■ **DIRECTIONS**: Gather all lines in the data that hold the string "бюджетным".

Start of RECORD SET

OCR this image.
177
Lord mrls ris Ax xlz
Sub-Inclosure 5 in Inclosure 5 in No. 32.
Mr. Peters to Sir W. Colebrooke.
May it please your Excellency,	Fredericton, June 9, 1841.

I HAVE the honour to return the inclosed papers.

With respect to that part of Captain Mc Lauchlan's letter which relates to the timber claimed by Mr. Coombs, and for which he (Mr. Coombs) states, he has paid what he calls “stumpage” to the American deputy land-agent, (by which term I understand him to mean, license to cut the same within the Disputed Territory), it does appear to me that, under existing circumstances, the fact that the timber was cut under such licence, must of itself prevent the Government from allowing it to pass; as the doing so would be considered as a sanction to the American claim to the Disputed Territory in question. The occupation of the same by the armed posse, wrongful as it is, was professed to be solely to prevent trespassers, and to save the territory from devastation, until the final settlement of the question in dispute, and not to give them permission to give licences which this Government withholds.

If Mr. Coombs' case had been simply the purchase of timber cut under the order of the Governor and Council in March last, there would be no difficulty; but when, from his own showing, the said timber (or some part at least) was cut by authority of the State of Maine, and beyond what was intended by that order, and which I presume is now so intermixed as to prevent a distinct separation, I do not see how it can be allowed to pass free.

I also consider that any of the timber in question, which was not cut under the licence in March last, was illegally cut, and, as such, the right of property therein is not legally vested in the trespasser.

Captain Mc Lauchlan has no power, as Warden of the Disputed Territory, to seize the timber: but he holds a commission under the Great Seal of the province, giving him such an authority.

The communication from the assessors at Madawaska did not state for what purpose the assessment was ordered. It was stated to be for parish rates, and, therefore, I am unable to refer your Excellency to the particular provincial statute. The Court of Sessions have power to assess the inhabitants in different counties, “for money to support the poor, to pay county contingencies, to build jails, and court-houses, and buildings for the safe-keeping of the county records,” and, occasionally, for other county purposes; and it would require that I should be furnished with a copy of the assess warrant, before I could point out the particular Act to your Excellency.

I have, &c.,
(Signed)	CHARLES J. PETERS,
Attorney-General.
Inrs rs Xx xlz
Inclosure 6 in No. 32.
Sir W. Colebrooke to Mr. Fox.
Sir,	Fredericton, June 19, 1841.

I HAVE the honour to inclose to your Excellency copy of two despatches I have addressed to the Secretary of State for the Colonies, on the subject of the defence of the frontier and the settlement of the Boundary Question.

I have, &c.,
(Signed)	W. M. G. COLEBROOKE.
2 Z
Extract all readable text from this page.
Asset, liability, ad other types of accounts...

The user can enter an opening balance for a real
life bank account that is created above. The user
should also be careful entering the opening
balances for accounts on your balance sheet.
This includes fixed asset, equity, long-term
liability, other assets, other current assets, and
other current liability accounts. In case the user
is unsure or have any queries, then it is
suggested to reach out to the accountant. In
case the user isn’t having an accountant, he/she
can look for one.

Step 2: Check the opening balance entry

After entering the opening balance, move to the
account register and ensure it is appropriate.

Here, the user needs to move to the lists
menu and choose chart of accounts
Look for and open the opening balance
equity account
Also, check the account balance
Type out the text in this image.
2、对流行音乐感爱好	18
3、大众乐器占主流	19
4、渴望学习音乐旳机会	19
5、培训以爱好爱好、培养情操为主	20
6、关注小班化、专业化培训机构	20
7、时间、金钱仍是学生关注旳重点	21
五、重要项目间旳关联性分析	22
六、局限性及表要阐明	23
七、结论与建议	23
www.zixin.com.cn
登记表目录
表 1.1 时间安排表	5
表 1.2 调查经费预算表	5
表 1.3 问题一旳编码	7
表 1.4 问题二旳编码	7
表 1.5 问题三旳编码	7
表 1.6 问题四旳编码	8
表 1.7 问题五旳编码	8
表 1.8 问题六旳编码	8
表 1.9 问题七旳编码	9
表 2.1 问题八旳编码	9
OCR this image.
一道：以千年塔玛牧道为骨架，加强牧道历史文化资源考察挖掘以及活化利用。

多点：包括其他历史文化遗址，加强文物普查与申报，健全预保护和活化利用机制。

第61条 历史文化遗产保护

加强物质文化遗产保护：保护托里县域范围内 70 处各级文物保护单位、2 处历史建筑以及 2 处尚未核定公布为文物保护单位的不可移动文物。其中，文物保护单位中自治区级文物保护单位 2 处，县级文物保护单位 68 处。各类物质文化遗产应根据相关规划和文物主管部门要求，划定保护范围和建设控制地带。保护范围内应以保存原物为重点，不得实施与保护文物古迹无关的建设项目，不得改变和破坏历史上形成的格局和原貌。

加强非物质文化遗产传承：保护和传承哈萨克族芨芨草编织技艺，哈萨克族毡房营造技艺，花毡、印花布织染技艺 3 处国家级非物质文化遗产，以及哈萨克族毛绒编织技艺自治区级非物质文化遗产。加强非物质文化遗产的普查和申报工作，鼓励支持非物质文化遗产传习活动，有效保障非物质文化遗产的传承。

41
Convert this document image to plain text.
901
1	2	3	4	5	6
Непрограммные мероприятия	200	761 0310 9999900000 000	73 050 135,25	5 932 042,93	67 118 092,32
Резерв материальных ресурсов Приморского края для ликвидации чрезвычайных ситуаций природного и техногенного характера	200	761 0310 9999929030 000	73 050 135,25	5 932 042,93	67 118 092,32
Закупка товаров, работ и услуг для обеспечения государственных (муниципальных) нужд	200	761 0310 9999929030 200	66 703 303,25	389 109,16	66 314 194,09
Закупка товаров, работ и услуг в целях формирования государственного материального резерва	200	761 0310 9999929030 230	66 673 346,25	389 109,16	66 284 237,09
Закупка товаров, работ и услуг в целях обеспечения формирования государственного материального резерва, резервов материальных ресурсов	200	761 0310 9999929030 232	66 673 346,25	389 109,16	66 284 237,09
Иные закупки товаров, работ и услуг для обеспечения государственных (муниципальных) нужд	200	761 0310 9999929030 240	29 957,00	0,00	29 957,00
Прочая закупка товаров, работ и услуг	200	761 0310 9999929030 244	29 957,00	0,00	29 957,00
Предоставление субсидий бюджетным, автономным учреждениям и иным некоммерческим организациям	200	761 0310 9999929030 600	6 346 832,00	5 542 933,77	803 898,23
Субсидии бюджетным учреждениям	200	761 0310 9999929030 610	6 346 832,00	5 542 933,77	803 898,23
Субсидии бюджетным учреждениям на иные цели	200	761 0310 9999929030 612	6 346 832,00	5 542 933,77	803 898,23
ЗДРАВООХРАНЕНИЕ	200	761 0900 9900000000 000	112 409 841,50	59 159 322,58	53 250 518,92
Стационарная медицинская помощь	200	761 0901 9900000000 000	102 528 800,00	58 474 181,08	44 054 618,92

End of RECORD SET

■ **TASK SOLUTION**:
Предоставление субсидий бюджетным, автономным учреждениям и иным некоммерческим организациям	200	761 0310 9999929030 600	6 346 832,00	5 542 933,77	803 898,23
Субсидии бюджетным учреждениям	200	761 0310 9999929030 610	6 346 832,00	5 542 933,77	803 898,23
Субсидии бюджетным учреждениям на иные цели	200	761 0310 9999929030 612	6 346 832,00	5 542 933,77	803 898,23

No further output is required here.